━━━━━ Input data ━━━━━

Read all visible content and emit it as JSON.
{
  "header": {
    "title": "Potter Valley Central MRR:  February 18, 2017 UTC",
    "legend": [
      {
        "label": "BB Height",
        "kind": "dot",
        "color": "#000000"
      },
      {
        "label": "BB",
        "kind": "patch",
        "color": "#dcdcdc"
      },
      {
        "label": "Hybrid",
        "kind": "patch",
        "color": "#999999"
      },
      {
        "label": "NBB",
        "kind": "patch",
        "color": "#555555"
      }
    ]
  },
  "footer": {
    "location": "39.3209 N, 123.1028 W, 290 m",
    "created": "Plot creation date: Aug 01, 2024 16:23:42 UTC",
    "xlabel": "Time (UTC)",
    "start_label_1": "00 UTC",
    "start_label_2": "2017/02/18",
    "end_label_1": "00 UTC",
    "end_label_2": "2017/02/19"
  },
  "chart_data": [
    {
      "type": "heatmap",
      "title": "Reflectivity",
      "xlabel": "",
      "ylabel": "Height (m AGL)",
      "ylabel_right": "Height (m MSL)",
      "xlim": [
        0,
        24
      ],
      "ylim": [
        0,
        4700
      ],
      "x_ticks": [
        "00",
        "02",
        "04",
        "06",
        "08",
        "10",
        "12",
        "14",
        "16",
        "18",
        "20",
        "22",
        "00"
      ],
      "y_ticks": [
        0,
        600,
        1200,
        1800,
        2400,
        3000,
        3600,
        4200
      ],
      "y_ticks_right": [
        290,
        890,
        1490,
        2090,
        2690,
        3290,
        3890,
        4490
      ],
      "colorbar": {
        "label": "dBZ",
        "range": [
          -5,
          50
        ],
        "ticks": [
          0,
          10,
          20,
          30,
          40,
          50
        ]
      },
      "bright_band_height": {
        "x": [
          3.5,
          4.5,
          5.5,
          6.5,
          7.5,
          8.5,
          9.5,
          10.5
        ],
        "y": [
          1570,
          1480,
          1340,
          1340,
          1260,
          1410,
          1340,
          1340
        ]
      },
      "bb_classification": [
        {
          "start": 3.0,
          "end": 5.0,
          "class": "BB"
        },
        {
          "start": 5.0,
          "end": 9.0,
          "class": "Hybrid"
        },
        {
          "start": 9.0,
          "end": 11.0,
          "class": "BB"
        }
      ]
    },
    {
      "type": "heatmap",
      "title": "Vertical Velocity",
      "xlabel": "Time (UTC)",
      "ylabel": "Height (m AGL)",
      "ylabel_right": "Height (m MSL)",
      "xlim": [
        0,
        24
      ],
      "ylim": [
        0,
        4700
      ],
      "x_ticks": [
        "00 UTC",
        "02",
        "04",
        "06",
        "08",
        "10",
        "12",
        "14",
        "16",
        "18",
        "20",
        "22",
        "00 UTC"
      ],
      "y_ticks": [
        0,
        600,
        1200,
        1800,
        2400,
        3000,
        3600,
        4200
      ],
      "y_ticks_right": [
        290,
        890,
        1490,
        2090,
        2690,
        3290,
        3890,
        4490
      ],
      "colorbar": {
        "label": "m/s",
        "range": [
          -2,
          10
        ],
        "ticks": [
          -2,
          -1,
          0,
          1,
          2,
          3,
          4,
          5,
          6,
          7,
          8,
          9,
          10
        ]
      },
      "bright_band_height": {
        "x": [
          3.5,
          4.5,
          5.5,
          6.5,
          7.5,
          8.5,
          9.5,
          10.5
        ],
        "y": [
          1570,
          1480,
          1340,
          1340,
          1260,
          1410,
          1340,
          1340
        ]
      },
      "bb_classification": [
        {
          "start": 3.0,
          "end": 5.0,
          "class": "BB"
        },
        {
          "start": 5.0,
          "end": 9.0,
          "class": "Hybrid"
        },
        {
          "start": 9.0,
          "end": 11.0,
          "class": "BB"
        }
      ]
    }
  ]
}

━━━━━

Tally the lines of the listing that include "title". Reply with nothing but the count.

3